━━━━━ RECORDS FOR PROCESSING
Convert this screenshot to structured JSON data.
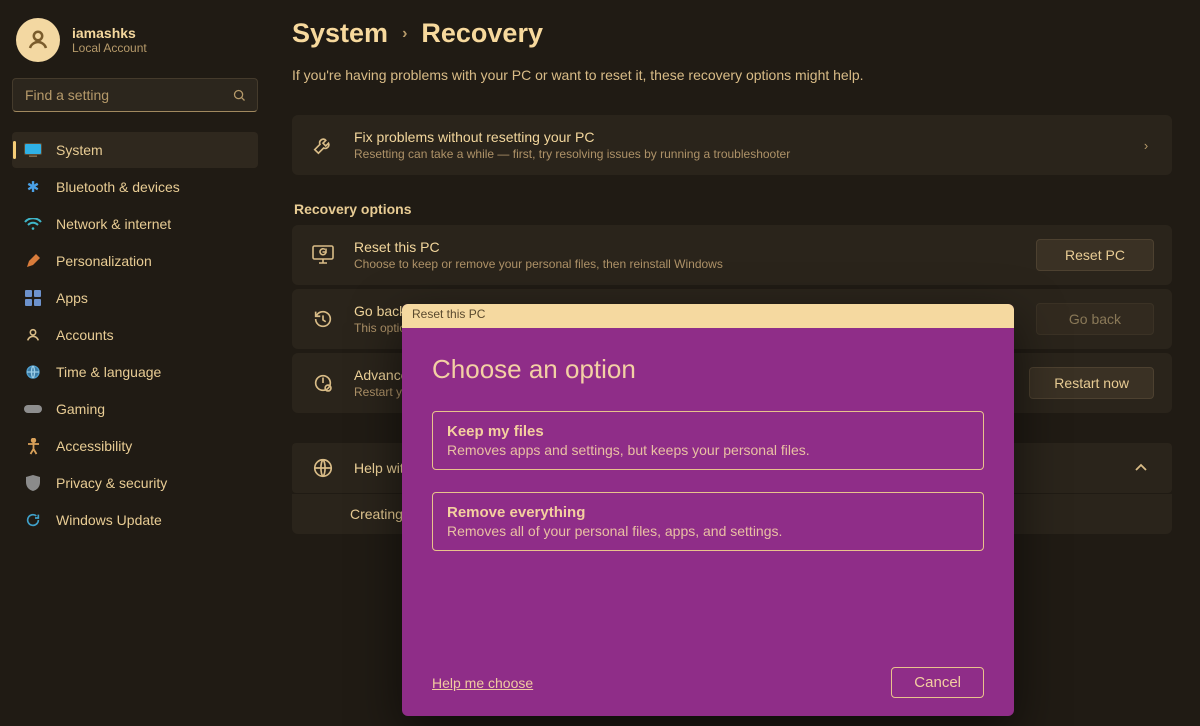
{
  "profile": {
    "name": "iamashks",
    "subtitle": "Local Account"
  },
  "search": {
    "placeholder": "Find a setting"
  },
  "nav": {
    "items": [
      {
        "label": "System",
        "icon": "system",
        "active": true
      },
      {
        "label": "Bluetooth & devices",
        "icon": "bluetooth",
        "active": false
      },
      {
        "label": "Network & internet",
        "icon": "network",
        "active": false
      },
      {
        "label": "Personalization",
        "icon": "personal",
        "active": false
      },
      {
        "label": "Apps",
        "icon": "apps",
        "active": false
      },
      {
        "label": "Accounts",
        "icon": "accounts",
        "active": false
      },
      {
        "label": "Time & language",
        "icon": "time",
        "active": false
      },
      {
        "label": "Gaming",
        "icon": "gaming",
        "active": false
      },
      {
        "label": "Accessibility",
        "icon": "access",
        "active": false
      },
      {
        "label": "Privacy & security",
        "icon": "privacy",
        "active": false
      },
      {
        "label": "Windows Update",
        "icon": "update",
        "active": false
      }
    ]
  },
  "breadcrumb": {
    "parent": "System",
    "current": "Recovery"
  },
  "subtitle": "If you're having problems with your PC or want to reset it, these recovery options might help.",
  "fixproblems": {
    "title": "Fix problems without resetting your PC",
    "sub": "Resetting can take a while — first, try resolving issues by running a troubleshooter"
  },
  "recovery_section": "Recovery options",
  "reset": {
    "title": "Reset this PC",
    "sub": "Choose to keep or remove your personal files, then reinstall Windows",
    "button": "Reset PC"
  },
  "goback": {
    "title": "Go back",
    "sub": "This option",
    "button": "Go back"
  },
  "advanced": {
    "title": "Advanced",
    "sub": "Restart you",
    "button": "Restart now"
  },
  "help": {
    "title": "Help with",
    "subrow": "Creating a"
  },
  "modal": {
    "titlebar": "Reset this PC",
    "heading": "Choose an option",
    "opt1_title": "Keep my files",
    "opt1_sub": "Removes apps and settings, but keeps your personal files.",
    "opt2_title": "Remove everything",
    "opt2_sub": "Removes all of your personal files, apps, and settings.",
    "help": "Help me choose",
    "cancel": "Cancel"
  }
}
━━━━━━━━━━
━━━━━ RECORDS FOR PROCESSING
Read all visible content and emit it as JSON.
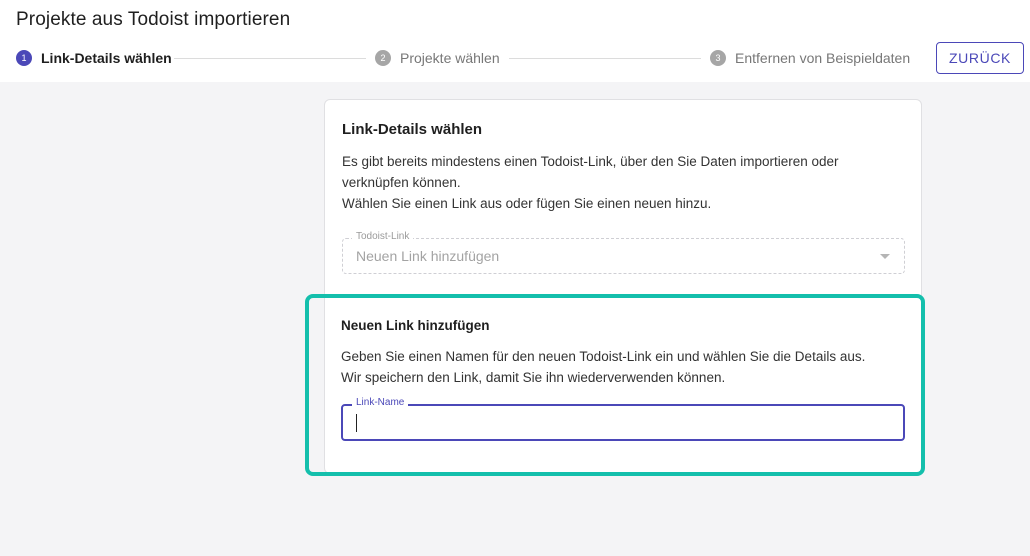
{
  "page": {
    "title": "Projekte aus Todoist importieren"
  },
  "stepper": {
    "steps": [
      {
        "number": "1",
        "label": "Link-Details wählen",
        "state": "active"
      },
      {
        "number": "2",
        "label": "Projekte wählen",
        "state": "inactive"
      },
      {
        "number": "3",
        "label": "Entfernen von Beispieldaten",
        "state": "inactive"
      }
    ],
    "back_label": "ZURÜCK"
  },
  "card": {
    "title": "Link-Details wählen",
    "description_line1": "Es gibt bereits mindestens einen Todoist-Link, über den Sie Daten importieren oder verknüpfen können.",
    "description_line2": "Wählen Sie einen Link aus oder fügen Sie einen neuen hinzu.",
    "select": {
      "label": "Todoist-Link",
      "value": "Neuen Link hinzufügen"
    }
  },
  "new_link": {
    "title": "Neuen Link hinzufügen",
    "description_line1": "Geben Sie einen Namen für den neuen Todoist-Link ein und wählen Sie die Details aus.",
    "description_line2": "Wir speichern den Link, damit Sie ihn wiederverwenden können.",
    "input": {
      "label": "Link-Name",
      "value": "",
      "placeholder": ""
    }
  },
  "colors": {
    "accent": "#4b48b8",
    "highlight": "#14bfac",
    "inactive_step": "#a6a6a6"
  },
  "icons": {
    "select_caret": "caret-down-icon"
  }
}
━━━━━━━━━━
━━━━━ RECORDS FOR PROCESSING
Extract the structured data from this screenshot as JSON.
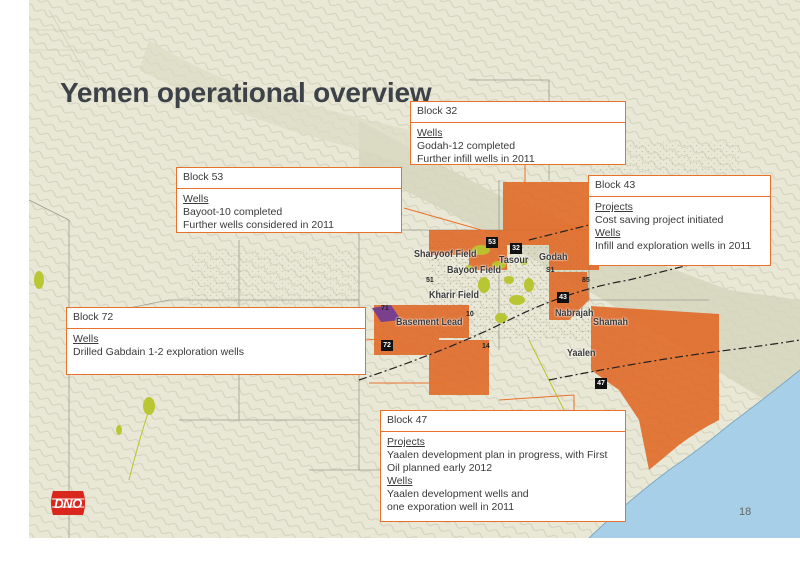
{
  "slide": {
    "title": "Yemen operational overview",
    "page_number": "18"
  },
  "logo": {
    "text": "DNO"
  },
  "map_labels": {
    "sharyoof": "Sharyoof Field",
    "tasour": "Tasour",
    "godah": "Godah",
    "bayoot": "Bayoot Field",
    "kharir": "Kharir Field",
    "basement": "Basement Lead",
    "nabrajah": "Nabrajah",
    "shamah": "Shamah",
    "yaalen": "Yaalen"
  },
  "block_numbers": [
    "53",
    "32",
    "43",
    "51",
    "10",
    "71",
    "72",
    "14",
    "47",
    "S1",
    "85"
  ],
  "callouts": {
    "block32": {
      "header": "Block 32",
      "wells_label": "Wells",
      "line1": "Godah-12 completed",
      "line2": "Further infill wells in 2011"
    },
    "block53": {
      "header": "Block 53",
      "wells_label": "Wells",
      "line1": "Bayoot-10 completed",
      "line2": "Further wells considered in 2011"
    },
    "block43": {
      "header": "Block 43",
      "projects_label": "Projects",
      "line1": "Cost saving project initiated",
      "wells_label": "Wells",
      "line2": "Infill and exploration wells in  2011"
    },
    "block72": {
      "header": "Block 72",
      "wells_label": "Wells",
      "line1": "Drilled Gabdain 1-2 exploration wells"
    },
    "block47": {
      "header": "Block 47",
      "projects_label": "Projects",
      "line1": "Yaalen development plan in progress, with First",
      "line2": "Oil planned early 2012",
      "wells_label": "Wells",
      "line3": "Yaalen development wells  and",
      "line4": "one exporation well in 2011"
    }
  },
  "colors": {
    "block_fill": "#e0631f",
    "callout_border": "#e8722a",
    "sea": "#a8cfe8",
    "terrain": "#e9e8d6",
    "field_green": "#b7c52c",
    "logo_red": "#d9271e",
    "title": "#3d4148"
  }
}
━━━━━━━━━━
▶ [CHALLENGE]:
Identify every line where the string "subtitle" appears.

▶ [ANSWER TO THIS TASK]:
    "subtitle": "Local Account"
  "subtitle": "If you're having problems with your PC or want to reset it, these recovery options might help.",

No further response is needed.